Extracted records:
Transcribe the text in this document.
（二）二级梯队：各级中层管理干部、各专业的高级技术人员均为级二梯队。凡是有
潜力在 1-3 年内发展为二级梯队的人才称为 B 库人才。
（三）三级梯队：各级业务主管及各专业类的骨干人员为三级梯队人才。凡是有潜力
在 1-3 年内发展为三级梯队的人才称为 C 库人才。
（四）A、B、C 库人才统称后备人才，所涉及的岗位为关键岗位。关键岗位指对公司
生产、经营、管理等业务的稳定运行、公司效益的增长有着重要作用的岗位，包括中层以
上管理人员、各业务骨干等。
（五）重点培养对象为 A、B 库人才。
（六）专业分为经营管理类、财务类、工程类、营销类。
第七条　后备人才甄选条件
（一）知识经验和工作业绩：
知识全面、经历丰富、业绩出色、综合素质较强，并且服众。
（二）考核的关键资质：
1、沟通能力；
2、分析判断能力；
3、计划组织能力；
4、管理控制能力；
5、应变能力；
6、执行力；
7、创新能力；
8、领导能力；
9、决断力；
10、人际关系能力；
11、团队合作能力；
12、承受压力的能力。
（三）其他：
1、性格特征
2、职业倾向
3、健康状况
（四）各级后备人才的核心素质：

Your goal: Quote all the records exactly, please, leaving none out.

Result for this task:
Transcribe the text in this document.
（二）二级梯队：各级中层管理干部、各专业的高级技术人员均为级二梯队。凡是有
潜力在 1-3 年内发展为二级梯队的人才称为 B 库人才。
（三）三级梯队：各级业务主管及各专业类的骨干人员为三级梯队人才。凡是有潜力
在 1-3 年内发展为三级梯队的人才称为 C 库人才。
（四）A、B、C 库人才统称后备人才，所涉及的岗位为关键岗位。关键岗位指对公司
生产、经营、管理等业务的稳定运行、公司效益的增长有着重要作用的岗位，包括中层以
上管理人员、各业务骨干等。
（五）重点培养对象为 A、B 库人才。
（六）专业分为经营管理类、财务类、工程类、营销类。
第七条　后备人才甄选条件
（一）知识经验和工作业绩：
知识全面、经历丰富、业绩出色、综合素质较强，并且服众。
（二）考核的关键资质：
1、沟通能力；
2、分析判断能力；
3、计划组织能力；
4、管理控制能力；
5、应变能力；
6、执行力；
7、创新能力；
8、领导能力；
9、决断力；
10、人际关系能力；
11、团队合作能力；
12、承受压力的能力。
（三）其他：
1、性格特征
2、职业倾向
3、健康状况
（四）各级后备人才的核心素质：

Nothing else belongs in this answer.